EXERCISE DIRECTIONS:
Copy out every line of the records where the string "CSVLFDown" occurs.

[Extracts from a graphics dataset]

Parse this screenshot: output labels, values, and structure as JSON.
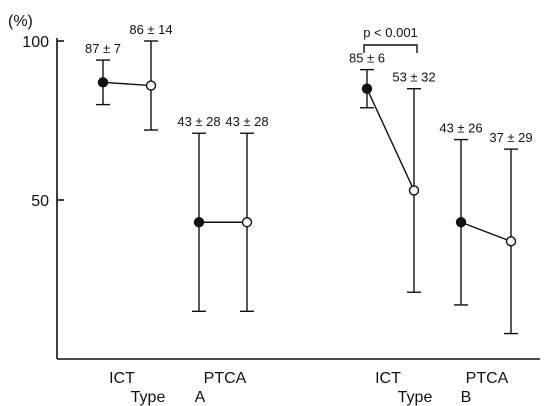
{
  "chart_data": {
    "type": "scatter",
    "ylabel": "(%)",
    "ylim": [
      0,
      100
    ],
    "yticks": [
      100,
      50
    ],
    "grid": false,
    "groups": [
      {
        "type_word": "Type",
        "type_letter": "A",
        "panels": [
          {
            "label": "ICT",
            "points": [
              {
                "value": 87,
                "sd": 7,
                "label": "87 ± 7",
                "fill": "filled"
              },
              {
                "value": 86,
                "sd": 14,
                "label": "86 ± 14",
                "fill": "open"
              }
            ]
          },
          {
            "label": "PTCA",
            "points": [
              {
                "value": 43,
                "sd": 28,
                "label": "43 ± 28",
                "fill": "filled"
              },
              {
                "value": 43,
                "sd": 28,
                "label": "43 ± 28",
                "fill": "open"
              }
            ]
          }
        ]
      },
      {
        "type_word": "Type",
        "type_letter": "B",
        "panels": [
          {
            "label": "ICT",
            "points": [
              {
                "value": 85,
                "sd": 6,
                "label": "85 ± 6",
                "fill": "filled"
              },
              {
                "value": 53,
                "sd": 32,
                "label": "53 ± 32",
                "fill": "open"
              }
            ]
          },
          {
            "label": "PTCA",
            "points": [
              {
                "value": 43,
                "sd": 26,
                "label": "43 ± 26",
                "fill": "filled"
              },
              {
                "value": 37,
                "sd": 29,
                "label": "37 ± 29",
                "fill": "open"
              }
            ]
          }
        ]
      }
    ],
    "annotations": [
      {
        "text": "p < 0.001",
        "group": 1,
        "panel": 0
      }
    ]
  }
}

==

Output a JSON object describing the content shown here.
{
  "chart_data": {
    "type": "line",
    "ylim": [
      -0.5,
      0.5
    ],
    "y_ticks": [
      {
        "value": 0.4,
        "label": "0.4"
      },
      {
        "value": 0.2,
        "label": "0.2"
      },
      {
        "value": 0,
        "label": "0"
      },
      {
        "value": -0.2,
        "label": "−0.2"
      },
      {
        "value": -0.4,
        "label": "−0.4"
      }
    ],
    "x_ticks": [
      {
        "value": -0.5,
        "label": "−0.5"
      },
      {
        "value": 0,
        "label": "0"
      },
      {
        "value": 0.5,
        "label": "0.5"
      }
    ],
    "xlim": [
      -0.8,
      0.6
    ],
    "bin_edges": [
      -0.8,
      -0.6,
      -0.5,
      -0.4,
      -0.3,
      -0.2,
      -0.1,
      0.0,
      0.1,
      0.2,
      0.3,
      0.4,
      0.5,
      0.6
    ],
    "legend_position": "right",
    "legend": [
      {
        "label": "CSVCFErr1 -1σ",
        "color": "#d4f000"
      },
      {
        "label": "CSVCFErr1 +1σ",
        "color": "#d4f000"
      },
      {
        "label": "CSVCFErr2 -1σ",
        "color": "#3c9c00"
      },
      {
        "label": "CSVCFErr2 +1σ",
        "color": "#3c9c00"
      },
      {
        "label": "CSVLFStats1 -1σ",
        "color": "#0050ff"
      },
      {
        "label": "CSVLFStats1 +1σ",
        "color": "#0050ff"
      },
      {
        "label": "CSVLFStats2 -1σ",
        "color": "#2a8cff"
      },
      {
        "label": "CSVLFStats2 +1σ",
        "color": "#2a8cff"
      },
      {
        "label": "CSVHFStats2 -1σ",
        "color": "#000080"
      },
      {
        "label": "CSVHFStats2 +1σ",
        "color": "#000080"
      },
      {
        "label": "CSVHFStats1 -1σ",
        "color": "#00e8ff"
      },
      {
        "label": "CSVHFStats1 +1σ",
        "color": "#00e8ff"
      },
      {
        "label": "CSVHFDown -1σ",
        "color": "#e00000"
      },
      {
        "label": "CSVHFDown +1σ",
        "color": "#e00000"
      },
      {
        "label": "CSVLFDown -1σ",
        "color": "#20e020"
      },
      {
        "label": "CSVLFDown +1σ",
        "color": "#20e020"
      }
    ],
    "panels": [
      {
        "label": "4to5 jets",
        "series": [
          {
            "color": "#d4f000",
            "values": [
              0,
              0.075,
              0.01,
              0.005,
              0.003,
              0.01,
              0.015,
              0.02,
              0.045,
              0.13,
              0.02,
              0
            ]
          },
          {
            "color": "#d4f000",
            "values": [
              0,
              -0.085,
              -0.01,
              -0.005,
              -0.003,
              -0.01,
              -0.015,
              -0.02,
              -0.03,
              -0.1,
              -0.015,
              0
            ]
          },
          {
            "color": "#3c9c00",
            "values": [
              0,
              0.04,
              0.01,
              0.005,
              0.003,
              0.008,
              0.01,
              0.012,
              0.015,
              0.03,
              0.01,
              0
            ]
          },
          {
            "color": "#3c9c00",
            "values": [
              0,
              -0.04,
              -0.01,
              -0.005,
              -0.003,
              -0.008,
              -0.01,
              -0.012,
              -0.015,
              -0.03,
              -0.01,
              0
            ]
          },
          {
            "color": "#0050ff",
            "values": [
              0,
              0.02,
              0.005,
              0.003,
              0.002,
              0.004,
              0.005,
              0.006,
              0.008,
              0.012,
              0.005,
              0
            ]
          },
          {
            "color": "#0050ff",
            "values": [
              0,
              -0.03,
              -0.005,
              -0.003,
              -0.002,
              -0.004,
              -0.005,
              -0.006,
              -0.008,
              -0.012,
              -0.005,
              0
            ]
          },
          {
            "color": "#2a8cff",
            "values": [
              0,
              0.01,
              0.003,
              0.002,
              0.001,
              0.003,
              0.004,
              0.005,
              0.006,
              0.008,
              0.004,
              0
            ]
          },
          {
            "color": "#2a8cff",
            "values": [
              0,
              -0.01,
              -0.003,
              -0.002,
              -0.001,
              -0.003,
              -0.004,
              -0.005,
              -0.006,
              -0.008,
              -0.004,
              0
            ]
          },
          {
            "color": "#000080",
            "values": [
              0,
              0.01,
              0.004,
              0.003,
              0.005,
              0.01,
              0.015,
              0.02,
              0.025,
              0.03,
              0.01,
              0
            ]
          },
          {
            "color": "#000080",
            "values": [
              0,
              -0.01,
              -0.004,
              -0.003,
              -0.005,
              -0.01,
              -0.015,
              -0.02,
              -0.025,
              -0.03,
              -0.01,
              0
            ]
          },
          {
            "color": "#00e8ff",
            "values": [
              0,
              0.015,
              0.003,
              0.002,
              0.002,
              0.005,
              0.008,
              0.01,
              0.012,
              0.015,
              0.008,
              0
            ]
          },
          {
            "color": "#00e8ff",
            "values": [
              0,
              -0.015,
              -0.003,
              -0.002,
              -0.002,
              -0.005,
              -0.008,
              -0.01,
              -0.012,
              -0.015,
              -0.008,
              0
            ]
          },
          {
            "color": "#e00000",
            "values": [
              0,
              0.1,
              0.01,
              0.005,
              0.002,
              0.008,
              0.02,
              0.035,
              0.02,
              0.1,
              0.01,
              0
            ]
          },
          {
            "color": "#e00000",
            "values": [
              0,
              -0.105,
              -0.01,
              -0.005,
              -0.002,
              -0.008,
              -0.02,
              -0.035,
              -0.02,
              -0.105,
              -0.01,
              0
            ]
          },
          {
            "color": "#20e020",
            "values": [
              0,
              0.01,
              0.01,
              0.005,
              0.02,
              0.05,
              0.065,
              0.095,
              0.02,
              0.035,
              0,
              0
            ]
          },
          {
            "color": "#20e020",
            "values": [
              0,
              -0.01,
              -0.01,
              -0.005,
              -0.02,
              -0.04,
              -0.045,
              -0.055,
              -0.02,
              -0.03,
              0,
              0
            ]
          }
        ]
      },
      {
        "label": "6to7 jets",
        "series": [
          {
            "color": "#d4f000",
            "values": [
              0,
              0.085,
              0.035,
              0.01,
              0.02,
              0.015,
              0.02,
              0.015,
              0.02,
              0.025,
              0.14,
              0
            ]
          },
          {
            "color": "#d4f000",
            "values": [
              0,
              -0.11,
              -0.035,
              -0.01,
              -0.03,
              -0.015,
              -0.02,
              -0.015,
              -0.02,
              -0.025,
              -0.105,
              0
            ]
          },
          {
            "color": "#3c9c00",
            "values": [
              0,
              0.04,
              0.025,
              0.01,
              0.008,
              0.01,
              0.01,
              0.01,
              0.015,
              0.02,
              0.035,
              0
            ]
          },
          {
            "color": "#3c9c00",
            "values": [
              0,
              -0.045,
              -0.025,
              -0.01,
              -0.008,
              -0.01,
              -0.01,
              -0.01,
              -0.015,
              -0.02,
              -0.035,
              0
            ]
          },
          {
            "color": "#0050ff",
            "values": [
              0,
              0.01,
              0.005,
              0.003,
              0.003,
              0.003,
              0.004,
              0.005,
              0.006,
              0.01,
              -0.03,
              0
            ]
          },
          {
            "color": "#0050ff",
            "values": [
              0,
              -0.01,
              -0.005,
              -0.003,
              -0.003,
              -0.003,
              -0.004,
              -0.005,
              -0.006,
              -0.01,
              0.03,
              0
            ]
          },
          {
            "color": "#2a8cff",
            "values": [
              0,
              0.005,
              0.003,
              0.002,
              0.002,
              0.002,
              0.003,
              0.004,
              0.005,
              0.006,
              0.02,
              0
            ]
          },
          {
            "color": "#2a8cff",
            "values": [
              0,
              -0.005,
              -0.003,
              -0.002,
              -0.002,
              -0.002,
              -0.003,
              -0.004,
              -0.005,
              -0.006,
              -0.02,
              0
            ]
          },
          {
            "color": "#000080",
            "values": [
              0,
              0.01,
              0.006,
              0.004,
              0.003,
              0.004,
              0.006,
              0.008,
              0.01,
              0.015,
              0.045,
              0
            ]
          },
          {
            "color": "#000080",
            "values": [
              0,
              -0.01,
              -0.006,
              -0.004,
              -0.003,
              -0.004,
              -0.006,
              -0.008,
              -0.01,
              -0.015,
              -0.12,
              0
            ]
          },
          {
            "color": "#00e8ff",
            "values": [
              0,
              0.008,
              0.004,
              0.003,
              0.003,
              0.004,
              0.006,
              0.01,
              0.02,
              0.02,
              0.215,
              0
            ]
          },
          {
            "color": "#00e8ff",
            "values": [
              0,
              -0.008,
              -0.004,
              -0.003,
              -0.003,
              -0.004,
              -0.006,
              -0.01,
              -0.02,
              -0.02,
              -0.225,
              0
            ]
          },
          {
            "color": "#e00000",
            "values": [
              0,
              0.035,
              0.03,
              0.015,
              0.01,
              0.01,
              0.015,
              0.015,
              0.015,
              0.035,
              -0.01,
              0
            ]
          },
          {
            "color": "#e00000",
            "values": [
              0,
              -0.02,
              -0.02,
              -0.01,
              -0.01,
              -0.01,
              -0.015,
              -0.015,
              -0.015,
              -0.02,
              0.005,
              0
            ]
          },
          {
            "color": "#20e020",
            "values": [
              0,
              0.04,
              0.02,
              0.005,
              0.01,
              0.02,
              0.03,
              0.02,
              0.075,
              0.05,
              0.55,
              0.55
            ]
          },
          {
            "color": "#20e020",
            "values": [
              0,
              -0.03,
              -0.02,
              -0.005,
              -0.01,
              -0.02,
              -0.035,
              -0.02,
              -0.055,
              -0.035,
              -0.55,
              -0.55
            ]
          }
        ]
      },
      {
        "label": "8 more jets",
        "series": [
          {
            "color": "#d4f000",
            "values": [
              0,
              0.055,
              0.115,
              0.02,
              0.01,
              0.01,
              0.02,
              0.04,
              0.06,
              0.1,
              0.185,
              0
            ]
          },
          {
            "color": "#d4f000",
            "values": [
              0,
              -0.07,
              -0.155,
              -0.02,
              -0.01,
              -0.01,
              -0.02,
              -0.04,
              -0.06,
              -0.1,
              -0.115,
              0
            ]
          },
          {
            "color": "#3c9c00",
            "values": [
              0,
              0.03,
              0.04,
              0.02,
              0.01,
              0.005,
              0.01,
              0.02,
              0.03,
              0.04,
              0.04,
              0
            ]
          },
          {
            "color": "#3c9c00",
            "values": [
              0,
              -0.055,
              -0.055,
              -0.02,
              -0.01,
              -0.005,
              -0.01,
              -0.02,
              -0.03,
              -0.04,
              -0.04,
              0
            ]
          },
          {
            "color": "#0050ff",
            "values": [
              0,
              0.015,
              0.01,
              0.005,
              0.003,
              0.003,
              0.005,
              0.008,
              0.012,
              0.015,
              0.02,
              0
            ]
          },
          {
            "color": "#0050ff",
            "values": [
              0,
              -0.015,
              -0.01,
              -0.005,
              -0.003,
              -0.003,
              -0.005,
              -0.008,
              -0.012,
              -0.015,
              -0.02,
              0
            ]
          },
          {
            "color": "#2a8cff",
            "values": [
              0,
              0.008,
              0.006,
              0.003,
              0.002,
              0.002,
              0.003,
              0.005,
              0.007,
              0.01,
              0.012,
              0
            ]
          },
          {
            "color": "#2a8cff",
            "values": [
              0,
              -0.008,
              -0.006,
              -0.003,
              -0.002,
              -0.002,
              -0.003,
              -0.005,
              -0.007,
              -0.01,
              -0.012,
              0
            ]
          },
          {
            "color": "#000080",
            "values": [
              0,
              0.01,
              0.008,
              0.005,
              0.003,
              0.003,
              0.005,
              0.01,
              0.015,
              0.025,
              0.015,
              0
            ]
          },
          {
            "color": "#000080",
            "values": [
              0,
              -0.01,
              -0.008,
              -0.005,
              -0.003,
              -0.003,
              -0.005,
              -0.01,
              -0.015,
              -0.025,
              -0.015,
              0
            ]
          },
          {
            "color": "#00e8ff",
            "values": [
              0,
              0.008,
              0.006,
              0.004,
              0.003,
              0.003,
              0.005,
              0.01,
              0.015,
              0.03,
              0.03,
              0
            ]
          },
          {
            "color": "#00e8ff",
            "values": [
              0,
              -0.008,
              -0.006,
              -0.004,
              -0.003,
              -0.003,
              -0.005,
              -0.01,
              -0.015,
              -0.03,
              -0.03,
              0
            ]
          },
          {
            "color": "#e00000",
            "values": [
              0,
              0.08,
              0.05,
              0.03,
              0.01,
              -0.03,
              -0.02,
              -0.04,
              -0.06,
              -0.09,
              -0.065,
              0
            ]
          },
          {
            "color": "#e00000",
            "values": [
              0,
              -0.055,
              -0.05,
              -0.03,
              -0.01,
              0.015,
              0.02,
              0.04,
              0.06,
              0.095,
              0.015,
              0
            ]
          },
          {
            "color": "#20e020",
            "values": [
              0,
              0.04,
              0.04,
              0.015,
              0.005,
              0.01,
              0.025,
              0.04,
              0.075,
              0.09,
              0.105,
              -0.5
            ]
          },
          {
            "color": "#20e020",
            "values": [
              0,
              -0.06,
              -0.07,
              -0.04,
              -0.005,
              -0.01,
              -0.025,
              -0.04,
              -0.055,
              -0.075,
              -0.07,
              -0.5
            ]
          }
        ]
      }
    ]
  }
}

FINISHED TASK:
        "label": "CSVLFDown -1σ",
        "label": "CSVLFDown +1σ",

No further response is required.